::: THE DATA :::

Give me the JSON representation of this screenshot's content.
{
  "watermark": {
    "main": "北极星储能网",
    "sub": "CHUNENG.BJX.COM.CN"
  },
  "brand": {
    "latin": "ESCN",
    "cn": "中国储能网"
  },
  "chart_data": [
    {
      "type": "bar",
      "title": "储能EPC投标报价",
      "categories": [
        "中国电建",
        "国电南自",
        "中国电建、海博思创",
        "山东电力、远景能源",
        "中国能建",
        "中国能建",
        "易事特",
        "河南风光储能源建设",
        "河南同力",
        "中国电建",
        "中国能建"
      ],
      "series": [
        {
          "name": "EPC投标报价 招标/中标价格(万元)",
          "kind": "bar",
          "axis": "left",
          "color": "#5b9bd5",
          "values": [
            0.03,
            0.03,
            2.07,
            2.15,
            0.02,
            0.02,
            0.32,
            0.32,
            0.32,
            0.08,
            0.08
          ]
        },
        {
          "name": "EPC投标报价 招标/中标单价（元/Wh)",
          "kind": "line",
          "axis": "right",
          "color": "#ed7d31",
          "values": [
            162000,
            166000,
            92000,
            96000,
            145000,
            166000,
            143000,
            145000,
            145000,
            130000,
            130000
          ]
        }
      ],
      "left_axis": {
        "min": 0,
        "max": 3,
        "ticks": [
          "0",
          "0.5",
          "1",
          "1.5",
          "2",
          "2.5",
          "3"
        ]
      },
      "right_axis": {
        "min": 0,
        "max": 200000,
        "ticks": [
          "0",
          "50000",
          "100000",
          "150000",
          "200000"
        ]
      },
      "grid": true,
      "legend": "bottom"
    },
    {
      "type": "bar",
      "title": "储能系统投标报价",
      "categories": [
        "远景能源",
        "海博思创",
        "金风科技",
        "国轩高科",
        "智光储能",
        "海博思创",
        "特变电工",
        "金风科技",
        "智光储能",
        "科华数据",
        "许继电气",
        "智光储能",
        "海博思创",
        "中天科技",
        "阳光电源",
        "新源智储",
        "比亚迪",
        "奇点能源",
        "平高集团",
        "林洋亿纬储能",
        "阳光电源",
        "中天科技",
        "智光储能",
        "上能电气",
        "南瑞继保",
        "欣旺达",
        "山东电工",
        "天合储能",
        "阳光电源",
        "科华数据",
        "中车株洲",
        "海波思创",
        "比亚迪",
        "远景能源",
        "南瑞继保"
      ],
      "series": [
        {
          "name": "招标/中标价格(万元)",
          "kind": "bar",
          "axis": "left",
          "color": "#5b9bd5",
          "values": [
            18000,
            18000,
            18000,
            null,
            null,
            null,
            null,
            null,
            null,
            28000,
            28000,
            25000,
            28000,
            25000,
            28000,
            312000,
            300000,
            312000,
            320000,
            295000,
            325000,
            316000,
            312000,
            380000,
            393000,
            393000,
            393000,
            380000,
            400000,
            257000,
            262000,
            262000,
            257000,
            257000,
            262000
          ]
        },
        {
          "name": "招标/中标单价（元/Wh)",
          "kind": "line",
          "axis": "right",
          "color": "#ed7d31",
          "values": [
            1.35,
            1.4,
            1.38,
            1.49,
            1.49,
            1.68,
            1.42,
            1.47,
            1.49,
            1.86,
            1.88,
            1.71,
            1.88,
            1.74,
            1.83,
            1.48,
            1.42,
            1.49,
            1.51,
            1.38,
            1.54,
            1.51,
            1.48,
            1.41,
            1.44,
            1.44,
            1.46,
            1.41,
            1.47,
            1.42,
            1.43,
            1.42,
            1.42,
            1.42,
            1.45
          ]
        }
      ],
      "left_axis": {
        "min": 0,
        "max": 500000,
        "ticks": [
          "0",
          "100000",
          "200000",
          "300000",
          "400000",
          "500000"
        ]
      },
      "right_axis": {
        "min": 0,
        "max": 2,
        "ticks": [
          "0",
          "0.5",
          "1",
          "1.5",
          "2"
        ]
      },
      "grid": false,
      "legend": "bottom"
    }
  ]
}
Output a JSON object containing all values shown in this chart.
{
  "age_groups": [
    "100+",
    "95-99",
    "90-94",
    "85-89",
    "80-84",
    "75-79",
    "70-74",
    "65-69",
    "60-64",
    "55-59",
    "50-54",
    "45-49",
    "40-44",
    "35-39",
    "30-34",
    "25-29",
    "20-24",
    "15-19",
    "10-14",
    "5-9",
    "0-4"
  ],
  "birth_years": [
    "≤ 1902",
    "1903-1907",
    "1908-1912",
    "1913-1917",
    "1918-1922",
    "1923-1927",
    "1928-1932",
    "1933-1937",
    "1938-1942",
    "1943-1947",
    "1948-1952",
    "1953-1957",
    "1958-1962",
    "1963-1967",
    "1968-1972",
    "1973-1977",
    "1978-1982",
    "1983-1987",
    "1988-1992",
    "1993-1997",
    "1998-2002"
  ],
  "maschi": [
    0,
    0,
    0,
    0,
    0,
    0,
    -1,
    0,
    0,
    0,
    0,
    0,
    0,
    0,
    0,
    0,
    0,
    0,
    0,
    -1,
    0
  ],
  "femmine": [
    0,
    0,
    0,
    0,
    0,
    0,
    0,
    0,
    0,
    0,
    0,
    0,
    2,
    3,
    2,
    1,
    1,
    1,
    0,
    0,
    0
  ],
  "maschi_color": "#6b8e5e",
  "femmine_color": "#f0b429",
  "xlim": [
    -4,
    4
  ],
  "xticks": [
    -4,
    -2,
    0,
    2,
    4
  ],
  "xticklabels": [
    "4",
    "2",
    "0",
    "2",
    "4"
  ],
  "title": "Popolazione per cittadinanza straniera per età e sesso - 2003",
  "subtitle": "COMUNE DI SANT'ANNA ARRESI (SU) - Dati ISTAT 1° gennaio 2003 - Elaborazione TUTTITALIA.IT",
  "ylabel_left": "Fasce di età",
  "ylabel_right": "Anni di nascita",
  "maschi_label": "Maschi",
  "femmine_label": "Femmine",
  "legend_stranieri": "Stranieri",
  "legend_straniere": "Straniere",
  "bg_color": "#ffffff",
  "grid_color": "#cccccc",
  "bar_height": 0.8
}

:::

### GIVEN TASK
Select and copy every line from the records that includes the word "中标单价".

### OUTPUT OF THE EXERCISE
          "name": "EPC投标报价 招标/中标单价（元/Wh)",
          "name": "招标/中标单价（元/Wh)",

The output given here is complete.